(Dataset items)
☆ ☆ ☆ ☆ ☆ ☆ ☆
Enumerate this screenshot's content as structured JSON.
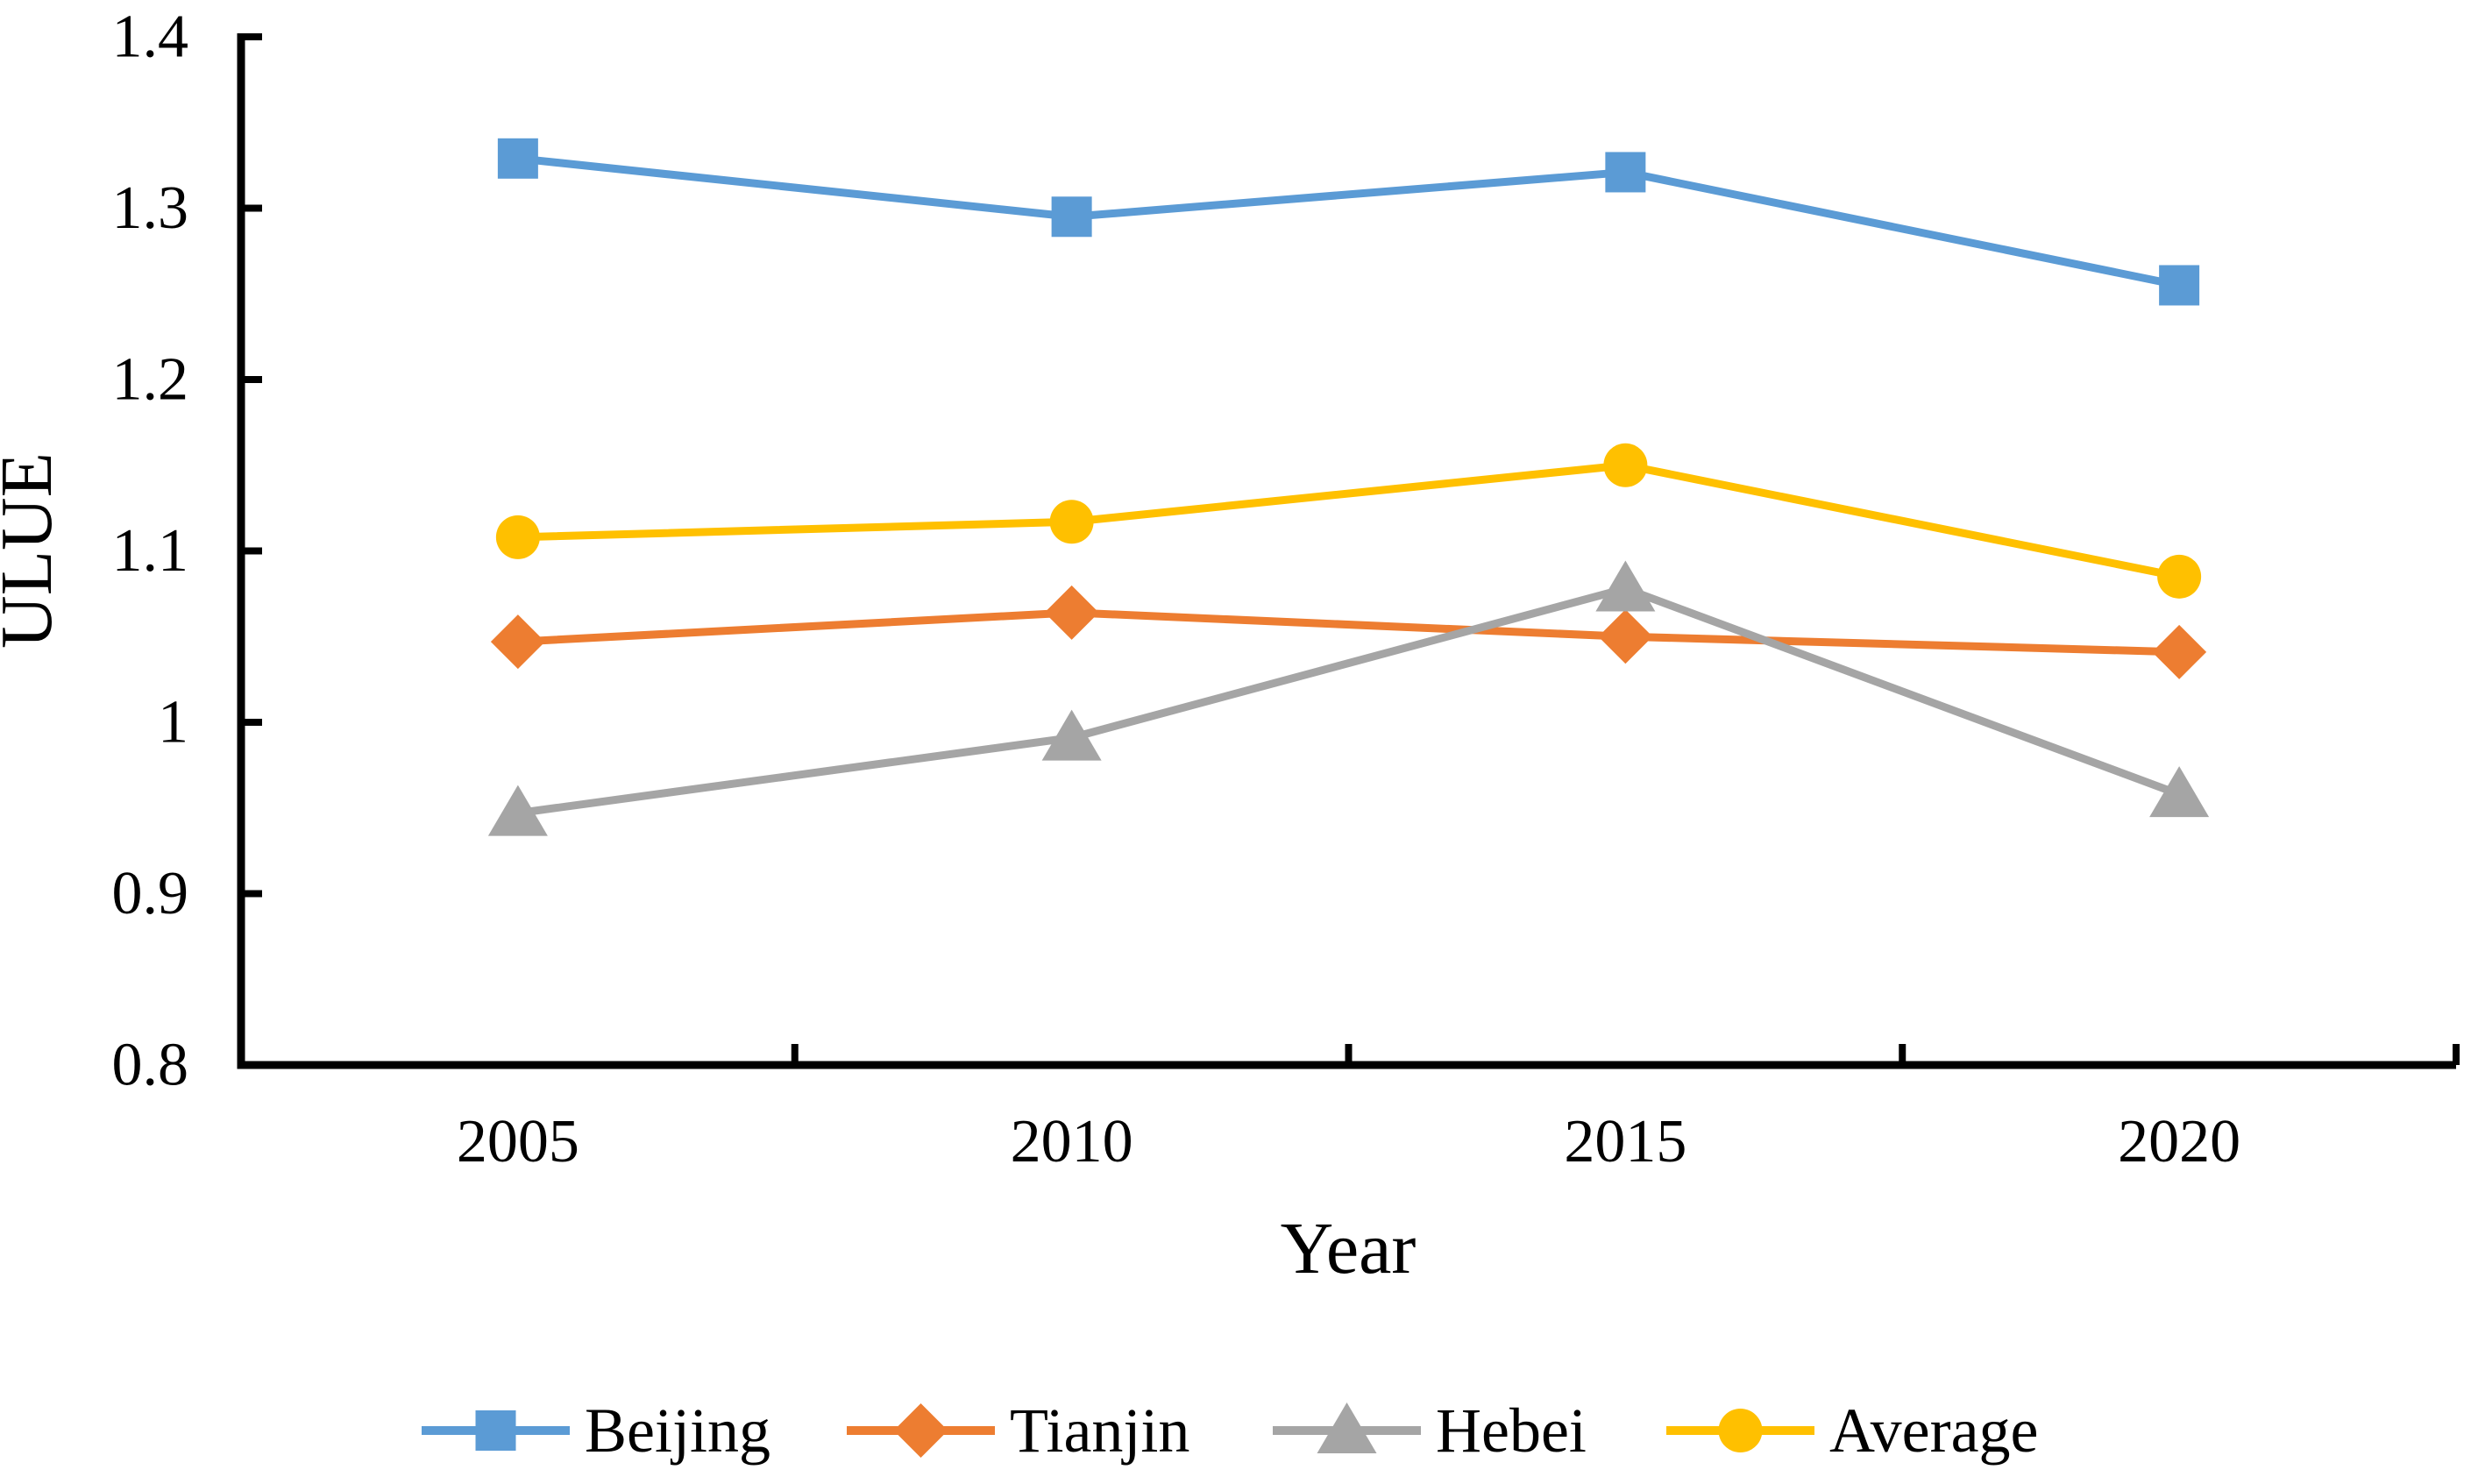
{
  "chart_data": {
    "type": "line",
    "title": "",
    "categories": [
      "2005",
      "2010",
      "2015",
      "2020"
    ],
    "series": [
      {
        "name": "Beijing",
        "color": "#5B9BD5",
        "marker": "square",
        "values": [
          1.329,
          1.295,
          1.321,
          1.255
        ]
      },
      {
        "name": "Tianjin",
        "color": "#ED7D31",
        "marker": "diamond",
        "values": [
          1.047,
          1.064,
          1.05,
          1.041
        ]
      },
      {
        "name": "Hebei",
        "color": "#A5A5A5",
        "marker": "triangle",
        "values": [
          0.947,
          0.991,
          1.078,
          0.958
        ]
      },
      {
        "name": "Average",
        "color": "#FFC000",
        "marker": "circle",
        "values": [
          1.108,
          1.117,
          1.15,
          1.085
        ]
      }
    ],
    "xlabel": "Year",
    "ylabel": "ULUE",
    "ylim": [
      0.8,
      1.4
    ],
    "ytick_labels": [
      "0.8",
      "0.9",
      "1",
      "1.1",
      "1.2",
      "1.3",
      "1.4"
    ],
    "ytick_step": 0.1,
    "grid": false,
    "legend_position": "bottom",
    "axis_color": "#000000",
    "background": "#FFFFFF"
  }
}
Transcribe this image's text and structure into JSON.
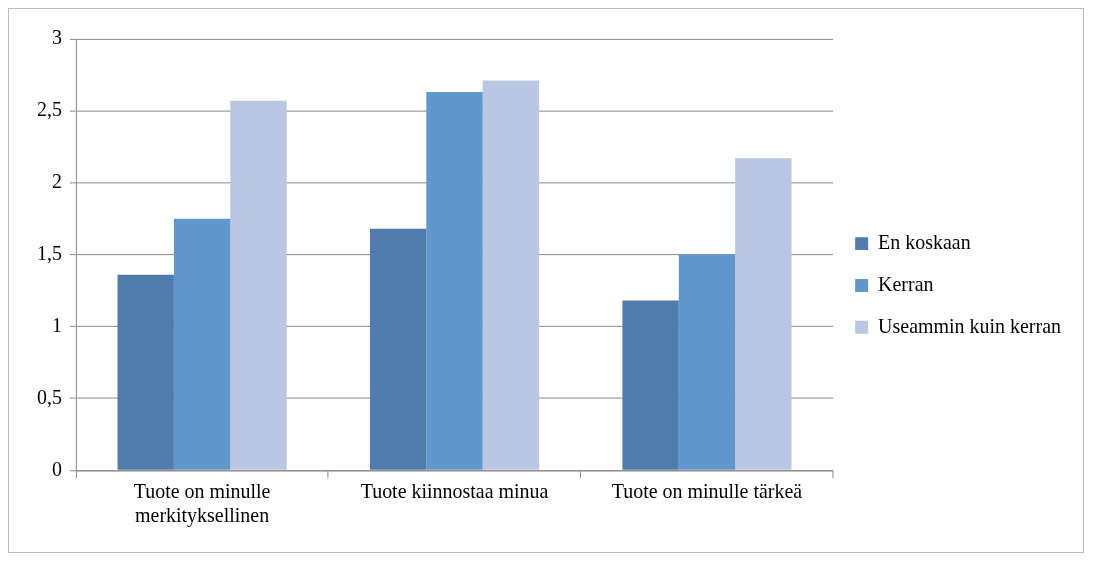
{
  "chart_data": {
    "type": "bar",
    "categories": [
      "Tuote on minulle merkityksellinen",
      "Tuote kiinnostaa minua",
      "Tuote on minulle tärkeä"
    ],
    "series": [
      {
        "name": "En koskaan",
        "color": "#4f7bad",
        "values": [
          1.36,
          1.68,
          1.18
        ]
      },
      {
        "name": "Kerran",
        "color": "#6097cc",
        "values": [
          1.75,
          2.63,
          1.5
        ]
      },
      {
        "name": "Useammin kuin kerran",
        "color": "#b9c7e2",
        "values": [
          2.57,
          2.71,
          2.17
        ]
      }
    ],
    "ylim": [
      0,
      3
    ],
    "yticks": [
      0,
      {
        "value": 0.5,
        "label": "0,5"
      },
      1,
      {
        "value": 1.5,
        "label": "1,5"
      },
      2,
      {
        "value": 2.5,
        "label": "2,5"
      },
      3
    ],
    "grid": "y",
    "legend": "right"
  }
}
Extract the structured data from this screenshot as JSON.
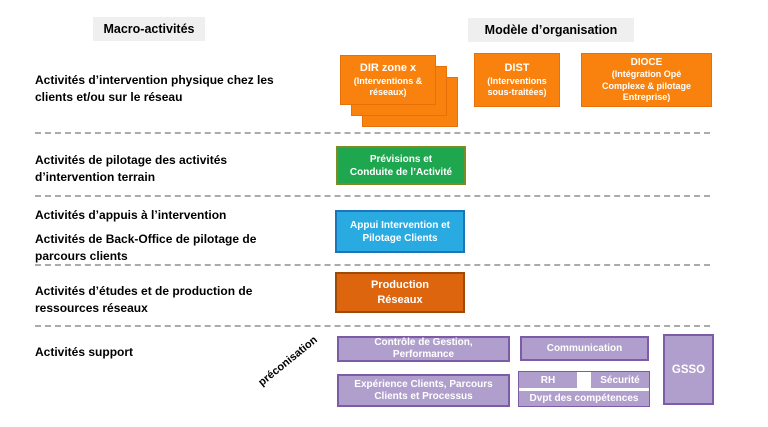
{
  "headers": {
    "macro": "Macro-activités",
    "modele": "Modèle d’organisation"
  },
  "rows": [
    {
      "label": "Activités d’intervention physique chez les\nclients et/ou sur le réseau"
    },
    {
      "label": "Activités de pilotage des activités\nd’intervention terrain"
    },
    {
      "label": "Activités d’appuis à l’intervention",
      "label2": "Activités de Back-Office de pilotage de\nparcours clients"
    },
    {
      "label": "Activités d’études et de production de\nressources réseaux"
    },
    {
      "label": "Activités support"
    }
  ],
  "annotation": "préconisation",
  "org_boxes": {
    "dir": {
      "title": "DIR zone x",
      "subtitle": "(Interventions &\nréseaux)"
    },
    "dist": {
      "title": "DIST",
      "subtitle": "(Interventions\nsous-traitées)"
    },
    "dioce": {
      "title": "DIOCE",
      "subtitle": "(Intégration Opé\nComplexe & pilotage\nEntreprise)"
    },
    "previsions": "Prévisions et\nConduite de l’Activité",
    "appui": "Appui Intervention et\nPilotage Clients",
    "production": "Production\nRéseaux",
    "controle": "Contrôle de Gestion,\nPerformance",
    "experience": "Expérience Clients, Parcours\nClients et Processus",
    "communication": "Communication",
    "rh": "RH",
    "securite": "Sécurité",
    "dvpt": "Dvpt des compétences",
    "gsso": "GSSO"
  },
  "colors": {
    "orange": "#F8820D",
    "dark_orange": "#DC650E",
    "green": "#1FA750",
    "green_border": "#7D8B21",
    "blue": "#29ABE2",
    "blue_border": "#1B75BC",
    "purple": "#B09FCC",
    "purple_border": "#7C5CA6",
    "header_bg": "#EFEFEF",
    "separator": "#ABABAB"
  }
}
☆ ☆ ☆ ☆ ☆ ☆ ☆
• TASK BRIEF:
Transcribe all the records above word for word, without their images.

• TASK RESPONSE:
Enumerate this screenshot's content as structured JSON.
{
  "chart_data": {
    "type": "line",
    "title": "",
    "categories": [
      "2005",
      "2010",
      "2015",
      "2020"
    ],
    "series": [
      {
        "name": "Beijing",
        "color": "#5B9BD5",
        "marker": "square",
        "values": [
          1.329,
          1.295,
          1.321,
          1.255
        ]
      },
      {
        "name": "Tianjin",
        "color": "#ED7D31",
        "marker": "diamond",
        "values": [
          1.047,
          1.064,
          1.05,
          1.041
        ]
      },
      {
        "name": "Hebei",
        "color": "#A5A5A5",
        "marker": "triangle",
        "values": [
          0.947,
          0.991,
          1.078,
          0.958
        ]
      },
      {
        "name": "Average",
        "color": "#FFC000",
        "marker": "circle",
        "values": [
          1.108,
          1.117,
          1.15,
          1.085
        ]
      }
    ],
    "xlabel": "Year",
    "ylabel": "ULUE",
    "ylim": [
      0.8,
      1.4
    ],
    "ytick_labels": [
      "0.8",
      "0.9",
      "1",
      "1.1",
      "1.2",
      "1.3",
      "1.4"
    ],
    "ytick_step": 0.1,
    "grid": false,
    "legend_position": "bottom",
    "axis_color": "#000000",
    "background": "#FFFFFF"
  }
}
Transcribe this image's text and structure into JSON.
{
  "chart_data": {
    "type": "bar",
    "categories": [
      "Tuote on minulle merkityksellinen",
      "Tuote kiinnostaa minua",
      "Tuote on minulle tärkeä"
    ],
    "series": [
      {
        "name": "En koskaan",
        "color": "#4f7bad",
        "values": [
          1.36,
          1.68,
          1.18
        ]
      },
      {
        "name": "Kerran",
        "color": "#6097cc",
        "values": [
          1.75,
          2.63,
          1.5
        ]
      },
      {
        "name": "Useammin kuin kerran",
        "color": "#b9c7e2",
        "values": [
          2.57,
          2.71,
          2.17
        ]
      }
    ],
    "ylim": [
      0,
      3
    ],
    "yticks": [
      0,
      {
        "value": 0.5,
        "label": "0,5"
      },
      1,
      {
        "value": 1.5,
        "label": "1,5"
      },
      2,
      {
        "value": 2.5,
        "label": "2,5"
      },
      3
    ],
    "grid": "y",
    "legend": "right"
  }
}
Extract the structured data from this screenshot as JSON.
{
  "headers": {
    "macro": "Macro-activités",
    "modele": "Modèle d’organisation"
  },
  "rows": [
    {
      "label": "Activités d’intervention physique chez les\nclients et/ou sur le réseau"
    },
    {
      "label": "Activités de pilotage des activités\nd’intervention terrain"
    },
    {
      "label": "Activités d’appuis à l’intervention",
      "label2": "Activités de Back-Office de pilotage de\nparcours clients"
    },
    {
      "label": "Activités d’études et de production de\nressources réseaux"
    },
    {
      "label": "Activités support"
    }
  ],
  "annotation": "préconisation",
  "org_boxes": {
    "dir": {
      "title": "DIR zone x",
      "subtitle": "(Interventions &\nréseaux)"
    },
    "dist": {
      "title": "DIST",
      "subtitle": "(Interventions\nsous-traitées)"
    },
    "dioce": {
      "title": "DIOCE",
      "subtitle": "(Intégration Opé\nComplexe & pilotage\nEntreprise)"
    },
    "previsions": "Prévisions et\nConduite de l’Activité",
    "appui": "Appui Intervention et\nPilotage Clients",
    "production": "Production\nRéseaux",
    "controle": "Contrôle de Gestion,\nPerformance",
    "experience": "Expérience Clients, Parcours\nClients et Processus",
    "communication": "Communication",
    "rh": "RH",
    "securite": "Sécurité",
    "dvpt": "Dvpt des compétences",
    "gsso": "GSSO"
  },
  "colors": {
    "orange": "#F8820D",
    "dark_orange": "#DC650E",
    "green": "#1FA750",
    "green_border": "#7D8B21",
    "blue": "#29ABE2",
    "blue_border": "#1B75BC",
    "purple": "#B09FCC",
    "purple_border": "#7C5CA6",
    "header_bg": "#EFEFEF",
    "separator": "#ABABAB"
  }
}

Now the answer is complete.